>>>>
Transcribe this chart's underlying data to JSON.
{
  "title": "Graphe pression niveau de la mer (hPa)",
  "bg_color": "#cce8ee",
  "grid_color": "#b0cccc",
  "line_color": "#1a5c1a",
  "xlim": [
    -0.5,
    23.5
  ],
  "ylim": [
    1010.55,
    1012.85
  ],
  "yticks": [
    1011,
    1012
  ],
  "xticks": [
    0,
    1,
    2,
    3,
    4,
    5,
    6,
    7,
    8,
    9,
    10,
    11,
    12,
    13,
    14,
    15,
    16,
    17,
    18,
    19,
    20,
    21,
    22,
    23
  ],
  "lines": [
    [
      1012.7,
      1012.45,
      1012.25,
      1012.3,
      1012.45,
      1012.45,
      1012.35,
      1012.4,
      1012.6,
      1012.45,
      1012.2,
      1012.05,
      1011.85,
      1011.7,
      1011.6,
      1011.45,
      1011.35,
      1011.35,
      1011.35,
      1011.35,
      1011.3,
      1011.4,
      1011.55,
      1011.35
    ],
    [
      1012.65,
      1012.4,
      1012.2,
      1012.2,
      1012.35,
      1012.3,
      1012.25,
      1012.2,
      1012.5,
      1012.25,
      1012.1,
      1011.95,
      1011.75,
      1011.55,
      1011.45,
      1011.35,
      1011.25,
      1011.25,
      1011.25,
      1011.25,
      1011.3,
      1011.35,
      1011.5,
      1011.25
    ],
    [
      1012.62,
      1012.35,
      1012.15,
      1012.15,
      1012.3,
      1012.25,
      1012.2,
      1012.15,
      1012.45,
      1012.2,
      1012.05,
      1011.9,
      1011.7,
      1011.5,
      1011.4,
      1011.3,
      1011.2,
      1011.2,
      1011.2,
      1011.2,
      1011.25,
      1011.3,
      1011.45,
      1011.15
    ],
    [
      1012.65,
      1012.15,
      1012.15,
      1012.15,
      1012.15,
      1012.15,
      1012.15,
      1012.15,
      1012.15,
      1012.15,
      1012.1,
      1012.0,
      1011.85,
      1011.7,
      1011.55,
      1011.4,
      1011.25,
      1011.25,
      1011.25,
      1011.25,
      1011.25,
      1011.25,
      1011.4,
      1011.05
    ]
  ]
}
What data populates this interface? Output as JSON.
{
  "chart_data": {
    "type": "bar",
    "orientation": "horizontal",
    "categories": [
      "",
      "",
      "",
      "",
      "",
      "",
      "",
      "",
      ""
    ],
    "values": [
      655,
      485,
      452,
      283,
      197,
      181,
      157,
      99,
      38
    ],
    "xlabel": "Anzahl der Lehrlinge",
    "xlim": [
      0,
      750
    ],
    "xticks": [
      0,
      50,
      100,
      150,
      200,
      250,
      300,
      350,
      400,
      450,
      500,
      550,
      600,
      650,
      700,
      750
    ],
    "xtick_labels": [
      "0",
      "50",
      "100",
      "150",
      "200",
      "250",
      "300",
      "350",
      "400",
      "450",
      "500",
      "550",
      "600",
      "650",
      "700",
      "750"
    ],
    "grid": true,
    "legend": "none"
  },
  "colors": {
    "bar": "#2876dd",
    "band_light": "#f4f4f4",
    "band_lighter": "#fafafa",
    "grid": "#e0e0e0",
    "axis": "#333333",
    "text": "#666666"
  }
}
<<<<
- AIM OF THE TASK -
Repeat the material above in full, quoting it exactly.

- IN RESPONSE -
Transcribe this chart's underlying data to JSON.
{
  "title": "Graphe pression niveau de la mer (hPa)",
  "bg_color": "#cce8ee",
  "grid_color": "#b0cccc",
  "line_color": "#1a5c1a",
  "xlim": [
    -0.5,
    23.5
  ],
  "ylim": [
    1010.55,
    1012.85
  ],
  "yticks": [
    1011,
    1012
  ],
  "xticks": [
    0,
    1,
    2,
    3,
    4,
    5,
    6,
    7,
    8,
    9,
    10,
    11,
    12,
    13,
    14,
    15,
    16,
    17,
    18,
    19,
    20,
    21,
    22,
    23
  ],
  "lines": [
    [
      1012.7,
      1012.45,
      1012.25,
      1012.3,
      1012.45,
      1012.45,
      1012.35,
      1012.4,
      1012.6,
      1012.45,
      1012.2,
      1012.05,
      1011.85,
      1011.7,
      1011.6,
      1011.45,
      1011.35,
      1011.35,
      1011.35,
      1011.35,
      1011.3,
      1011.4,
      1011.55,
      1011.35
    ],
    [
      1012.65,
      1012.4,
      1012.2,
      1012.2,
      1012.35,
      1012.3,
      1012.25,
      1012.2,
      1012.5,
      1012.25,
      1012.1,
      1011.95,
      1011.75,
      1011.55,
      1011.45,
      1011.35,
      1011.25,
      1011.25,
      1011.25,
      1011.25,
      1011.3,
      1011.35,
      1011.5,
      1011.25
    ],
    [
      1012.62,
      1012.35,
      1012.15,
      1012.15,
      1012.3,
      1012.25,
      1012.2,
      1012.15,
      1012.45,
      1012.2,
      1012.05,
      1011.9,
      1011.7,
      1011.5,
      1011.4,
      1011.3,
      1011.2,
      1011.2,
      1011.2,
      1011.2,
      1011.25,
      1011.3,
      1011.45,
      1011.15
    ],
    [
      1012.65,
      1012.15,
      1012.15,
      1012.15,
      1012.15,
      1012.15,
      1012.15,
      1012.15,
      1012.15,
      1012.15,
      1012.1,
      1012.0,
      1011.85,
      1011.7,
      1011.55,
      1011.4,
      1011.25,
      1011.25,
      1011.25,
      1011.25,
      1011.25,
      1011.25,
      1011.4,
      1011.05
    ]
  ]
}
What data populates this interface? Output as JSON.
{
  "chart_data": {
    "type": "bar",
    "orientation": "horizontal",
    "categories": [
      "",
      "",
      "",
      "",
      "",
      "",
      "",
      "",
      ""
    ],
    "values": [
      655,
      485,
      452,
      283,
      197,
      181,
      157,
      99,
      38
    ],
    "xlabel": "Anzahl der Lehrlinge",
    "xlim": [
      0,
      750
    ],
    "xticks": [
      0,
      50,
      100,
      150,
      200,
      250,
      300,
      350,
      400,
      450,
      500,
      550,
      600,
      650,
      700,
      750
    ],
    "xtick_labels": [
      "0",
      "50",
      "100",
      "150",
      "200",
      "250",
      "300",
      "350",
      "400",
      "450",
      "500",
      "550",
      "600",
      "650",
      "700",
      "750"
    ],
    "grid": true,
    "legend": "none"
  },
  "colors": {
    "bar": "#2876dd",
    "band_light": "#f4f4f4",
    "band_lighter": "#fafafa",
    "grid": "#e0e0e0",
    "axis": "#333333",
    "text": "#666666"
  }
}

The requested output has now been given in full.